> _RECORDED INFORMATION_

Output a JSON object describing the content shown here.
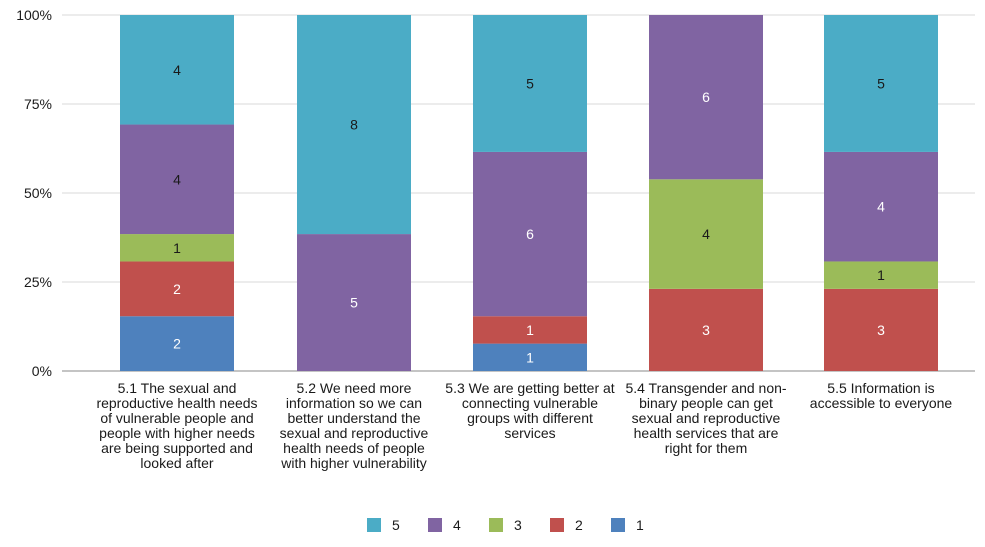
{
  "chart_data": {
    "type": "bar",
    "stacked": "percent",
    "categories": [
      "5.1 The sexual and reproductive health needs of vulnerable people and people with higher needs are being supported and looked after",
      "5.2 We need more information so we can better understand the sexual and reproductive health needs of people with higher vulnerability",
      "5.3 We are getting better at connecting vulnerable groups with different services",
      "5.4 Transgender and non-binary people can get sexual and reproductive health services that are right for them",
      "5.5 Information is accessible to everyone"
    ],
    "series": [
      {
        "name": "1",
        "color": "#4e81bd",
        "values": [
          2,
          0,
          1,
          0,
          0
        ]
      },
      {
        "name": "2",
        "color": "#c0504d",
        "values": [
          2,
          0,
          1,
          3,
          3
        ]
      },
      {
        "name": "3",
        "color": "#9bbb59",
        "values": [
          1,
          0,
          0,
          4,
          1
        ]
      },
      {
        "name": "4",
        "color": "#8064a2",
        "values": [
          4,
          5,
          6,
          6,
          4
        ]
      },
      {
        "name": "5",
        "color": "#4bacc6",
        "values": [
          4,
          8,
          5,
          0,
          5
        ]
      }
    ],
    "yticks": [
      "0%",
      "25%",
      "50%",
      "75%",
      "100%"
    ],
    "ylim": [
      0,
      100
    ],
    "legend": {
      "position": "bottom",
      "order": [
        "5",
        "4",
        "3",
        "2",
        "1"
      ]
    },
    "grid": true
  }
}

> _PROBLEM_
Say how many lines contain the string "with", giving nothing but the count.

> _RESULT_
3